Task prompt →
Will you output all of the data below exactly, omitting the images?
==============================
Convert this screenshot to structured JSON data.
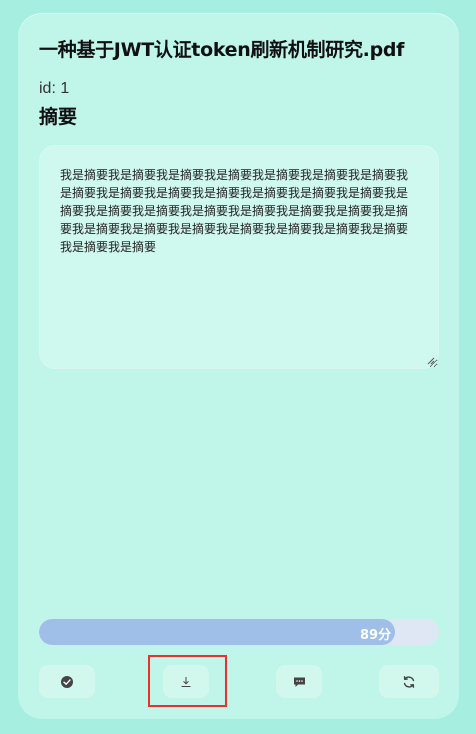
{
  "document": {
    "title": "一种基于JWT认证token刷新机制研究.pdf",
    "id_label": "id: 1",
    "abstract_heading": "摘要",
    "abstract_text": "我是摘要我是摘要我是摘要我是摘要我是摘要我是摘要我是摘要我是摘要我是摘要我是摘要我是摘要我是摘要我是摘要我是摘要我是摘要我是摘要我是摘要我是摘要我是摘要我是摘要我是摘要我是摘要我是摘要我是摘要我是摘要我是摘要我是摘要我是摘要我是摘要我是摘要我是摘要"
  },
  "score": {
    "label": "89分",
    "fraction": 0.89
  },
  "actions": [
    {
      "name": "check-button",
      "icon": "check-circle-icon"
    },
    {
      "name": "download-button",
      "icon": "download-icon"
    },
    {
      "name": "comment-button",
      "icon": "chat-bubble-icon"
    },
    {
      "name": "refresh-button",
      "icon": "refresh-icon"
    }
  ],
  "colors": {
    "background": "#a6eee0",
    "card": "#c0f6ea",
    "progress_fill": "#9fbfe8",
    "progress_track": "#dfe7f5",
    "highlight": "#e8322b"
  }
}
==============================
Expected output →
Convert this screenshot to structured JSON data.
{
  "document": {
    "title": "一种基于JWT认证token刷新机制研究.pdf",
    "id_label": "id: 1",
    "abstract_heading": "摘要",
    "abstract_text": "我是摘要我是摘要我是摘要我是摘要我是摘要我是摘要我是摘要我是摘要我是摘要我是摘要我是摘要我是摘要我是摘要我是摘要我是摘要我是摘要我是摘要我是摘要我是摘要我是摘要我是摘要我是摘要我是摘要我是摘要我是摘要我是摘要我是摘要我是摘要我是摘要我是摘要我是摘要"
  },
  "score": {
    "label": "89分",
    "fraction": 0.89
  },
  "actions": [
    {
      "name": "check-button",
      "icon": "check-circle-icon"
    },
    {
      "name": "download-button",
      "icon": "download-icon"
    },
    {
      "name": "comment-button",
      "icon": "chat-bubble-icon"
    },
    {
      "name": "refresh-button",
      "icon": "refresh-icon"
    }
  ],
  "colors": {
    "background": "#a6eee0",
    "card": "#c0f6ea",
    "progress_fill": "#9fbfe8",
    "progress_track": "#dfe7f5",
    "highlight": "#e8322b"
  }
}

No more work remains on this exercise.